**EXERCISE TASK:**
Output all of the data below exactly as given.

**RAW RECORDS:**
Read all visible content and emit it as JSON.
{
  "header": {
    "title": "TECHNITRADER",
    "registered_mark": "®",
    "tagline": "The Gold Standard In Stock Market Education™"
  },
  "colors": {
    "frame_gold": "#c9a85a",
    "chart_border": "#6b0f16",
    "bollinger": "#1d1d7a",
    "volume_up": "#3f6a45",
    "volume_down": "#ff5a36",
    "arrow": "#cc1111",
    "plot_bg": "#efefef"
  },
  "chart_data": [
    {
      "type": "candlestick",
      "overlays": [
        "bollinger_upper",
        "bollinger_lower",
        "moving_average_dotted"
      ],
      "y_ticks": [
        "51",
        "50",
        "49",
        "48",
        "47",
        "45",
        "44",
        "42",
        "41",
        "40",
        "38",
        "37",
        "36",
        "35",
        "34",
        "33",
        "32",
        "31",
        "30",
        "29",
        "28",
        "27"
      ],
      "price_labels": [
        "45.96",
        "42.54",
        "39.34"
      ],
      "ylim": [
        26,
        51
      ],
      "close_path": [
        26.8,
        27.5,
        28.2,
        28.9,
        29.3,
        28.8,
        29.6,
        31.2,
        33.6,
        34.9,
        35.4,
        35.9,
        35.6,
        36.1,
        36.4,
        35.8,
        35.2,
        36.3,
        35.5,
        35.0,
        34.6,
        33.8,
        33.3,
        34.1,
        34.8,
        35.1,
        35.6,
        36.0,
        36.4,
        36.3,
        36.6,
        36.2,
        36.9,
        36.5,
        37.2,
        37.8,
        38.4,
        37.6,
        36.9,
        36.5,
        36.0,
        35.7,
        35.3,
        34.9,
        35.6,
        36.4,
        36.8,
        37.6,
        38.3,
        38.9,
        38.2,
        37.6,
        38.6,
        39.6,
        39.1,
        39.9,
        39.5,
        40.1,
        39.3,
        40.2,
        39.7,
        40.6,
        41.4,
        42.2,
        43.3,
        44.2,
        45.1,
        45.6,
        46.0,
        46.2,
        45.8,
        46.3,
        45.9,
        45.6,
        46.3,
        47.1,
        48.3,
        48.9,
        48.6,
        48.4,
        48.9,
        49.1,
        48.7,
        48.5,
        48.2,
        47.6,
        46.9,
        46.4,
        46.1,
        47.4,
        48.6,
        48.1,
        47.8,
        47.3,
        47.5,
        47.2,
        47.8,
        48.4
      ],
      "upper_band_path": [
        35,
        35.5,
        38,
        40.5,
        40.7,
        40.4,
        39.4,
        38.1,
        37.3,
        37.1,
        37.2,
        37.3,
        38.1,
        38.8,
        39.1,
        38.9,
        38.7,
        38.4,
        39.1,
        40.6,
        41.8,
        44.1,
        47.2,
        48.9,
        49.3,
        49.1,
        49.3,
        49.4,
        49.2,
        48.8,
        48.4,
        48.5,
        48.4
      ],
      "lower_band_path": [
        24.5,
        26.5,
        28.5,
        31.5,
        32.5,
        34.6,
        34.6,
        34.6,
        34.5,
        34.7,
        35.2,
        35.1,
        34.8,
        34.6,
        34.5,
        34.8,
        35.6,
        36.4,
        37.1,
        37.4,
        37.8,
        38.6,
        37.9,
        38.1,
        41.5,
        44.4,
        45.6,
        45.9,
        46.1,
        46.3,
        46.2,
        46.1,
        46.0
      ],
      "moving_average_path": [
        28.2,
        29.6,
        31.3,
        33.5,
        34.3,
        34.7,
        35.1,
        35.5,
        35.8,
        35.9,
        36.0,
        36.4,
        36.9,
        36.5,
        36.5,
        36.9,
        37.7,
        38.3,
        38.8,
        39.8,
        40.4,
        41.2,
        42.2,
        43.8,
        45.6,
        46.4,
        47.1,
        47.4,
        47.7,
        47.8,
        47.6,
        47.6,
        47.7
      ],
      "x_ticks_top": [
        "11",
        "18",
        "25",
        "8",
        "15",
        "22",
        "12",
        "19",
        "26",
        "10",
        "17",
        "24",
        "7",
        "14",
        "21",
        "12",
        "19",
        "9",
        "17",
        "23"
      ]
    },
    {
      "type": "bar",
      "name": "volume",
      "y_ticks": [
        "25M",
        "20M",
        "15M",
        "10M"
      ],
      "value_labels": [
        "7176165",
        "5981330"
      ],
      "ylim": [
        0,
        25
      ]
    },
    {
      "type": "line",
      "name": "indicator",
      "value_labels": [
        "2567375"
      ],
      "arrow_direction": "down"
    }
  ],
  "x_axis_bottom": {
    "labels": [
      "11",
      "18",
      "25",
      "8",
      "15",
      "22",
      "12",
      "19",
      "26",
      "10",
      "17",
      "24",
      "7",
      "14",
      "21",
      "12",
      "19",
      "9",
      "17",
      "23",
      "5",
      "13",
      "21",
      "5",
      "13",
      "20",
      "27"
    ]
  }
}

**EXPECTED OUTPUT:**
Read all visible content and emit it as JSON.
{
  "header": {
    "title": "TECHNITRADER",
    "registered_mark": "®",
    "tagline": "The Gold Standard In Stock Market Education™"
  },
  "colors": {
    "frame_gold": "#c9a85a",
    "chart_border": "#6b0f16",
    "bollinger": "#1d1d7a",
    "volume_up": "#3f6a45",
    "volume_down": "#ff5a36",
    "arrow": "#cc1111",
    "plot_bg": "#efefef"
  },
  "chart_data": [
    {
      "type": "candlestick",
      "overlays": [
        "bollinger_upper",
        "bollinger_lower",
        "moving_average_dotted"
      ],
      "y_ticks": [
        "51",
        "50",
        "49",
        "48",
        "47",
        "45",
        "44",
        "42",
        "41",
        "40",
        "38",
        "37",
        "36",
        "35",
        "34",
        "33",
        "32",
        "31",
        "30",
        "29",
        "28",
        "27"
      ],
      "price_labels": [
        "45.96",
        "42.54",
        "39.34"
      ],
      "ylim": [
        26,
        51
      ],
      "close_path": [
        26.8,
        27.5,
        28.2,
        28.9,
        29.3,
        28.8,
        29.6,
        31.2,
        33.6,
        34.9,
        35.4,
        35.9,
        35.6,
        36.1,
        36.4,
        35.8,
        35.2,
        36.3,
        35.5,
        35.0,
        34.6,
        33.8,
        33.3,
        34.1,
        34.8,
        35.1,
        35.6,
        36.0,
        36.4,
        36.3,
        36.6,
        36.2,
        36.9,
        36.5,
        37.2,
        37.8,
        38.4,
        37.6,
        36.9,
        36.5,
        36.0,
        35.7,
        35.3,
        34.9,
        35.6,
        36.4,
        36.8,
        37.6,
        38.3,
        38.9,
        38.2,
        37.6,
        38.6,
        39.6,
        39.1,
        39.9,
        39.5,
        40.1,
        39.3,
        40.2,
        39.7,
        40.6,
        41.4,
        42.2,
        43.3,
        44.2,
        45.1,
        45.6,
        46.0,
        46.2,
        45.8,
        46.3,
        45.9,
        45.6,
        46.3,
        47.1,
        48.3,
        48.9,
        48.6,
        48.4,
        48.9,
        49.1,
        48.7,
        48.5,
        48.2,
        47.6,
        46.9,
        46.4,
        46.1,
        47.4,
        48.6,
        48.1,
        47.8,
        47.3,
        47.5,
        47.2,
        47.8,
        48.4
      ],
      "upper_band_path": [
        35,
        35.5,
        38,
        40.5,
        40.7,
        40.4,
        39.4,
        38.1,
        37.3,
        37.1,
        37.2,
        37.3,
        38.1,
        38.8,
        39.1,
        38.9,
        38.7,
        38.4,
        39.1,
        40.6,
        41.8,
        44.1,
        47.2,
        48.9,
        49.3,
        49.1,
        49.3,
        49.4,
        49.2,
        48.8,
        48.4,
        48.5,
        48.4
      ],
      "lower_band_path": [
        24.5,
        26.5,
        28.5,
        31.5,
        32.5,
        34.6,
        34.6,
        34.6,
        34.5,
        34.7,
        35.2,
        35.1,
        34.8,
        34.6,
        34.5,
        34.8,
        35.6,
        36.4,
        37.1,
        37.4,
        37.8,
        38.6,
        37.9,
        38.1,
        41.5,
        44.4,
        45.6,
        45.9,
        46.1,
        46.3,
        46.2,
        46.1,
        46.0
      ],
      "moving_average_path": [
        28.2,
        29.6,
        31.3,
        33.5,
        34.3,
        34.7,
        35.1,
        35.5,
        35.8,
        35.9,
        36.0,
        36.4,
        36.9,
        36.5,
        36.5,
        36.9,
        37.7,
        38.3,
        38.8,
        39.8,
        40.4,
        41.2,
        42.2,
        43.8,
        45.6,
        46.4,
        47.1,
        47.4,
        47.7,
        47.8,
        47.6,
        47.6,
        47.7
      ],
      "x_ticks_top": [
        "11",
        "18",
        "25",
        "8",
        "15",
        "22",
        "12",
        "19",
        "26",
        "10",
        "17",
        "24",
        "7",
        "14",
        "21",
        "12",
        "19",
        "9",
        "17",
        "23"
      ]
    },
    {
      "type": "bar",
      "name": "volume",
      "y_ticks": [
        "25M",
        "20M",
        "15M",
        "10M"
      ],
      "value_labels": [
        "7176165",
        "5981330"
      ],
      "ylim": [
        0,
        25
      ]
    },
    {
      "type": "line",
      "name": "indicator",
      "value_labels": [
        "2567375"
      ],
      "arrow_direction": "down"
    }
  ],
  "x_axis_bottom": {
    "labels": [
      "11",
      "18",
      "25",
      "8",
      "15",
      "22",
      "12",
      "19",
      "26",
      "10",
      "17",
      "24",
      "7",
      "14",
      "21",
      "12",
      "19",
      "9",
      "17",
      "23",
      "5",
      "13",
      "21",
      "5",
      "13",
      "20",
      "27"
    ]
  }
}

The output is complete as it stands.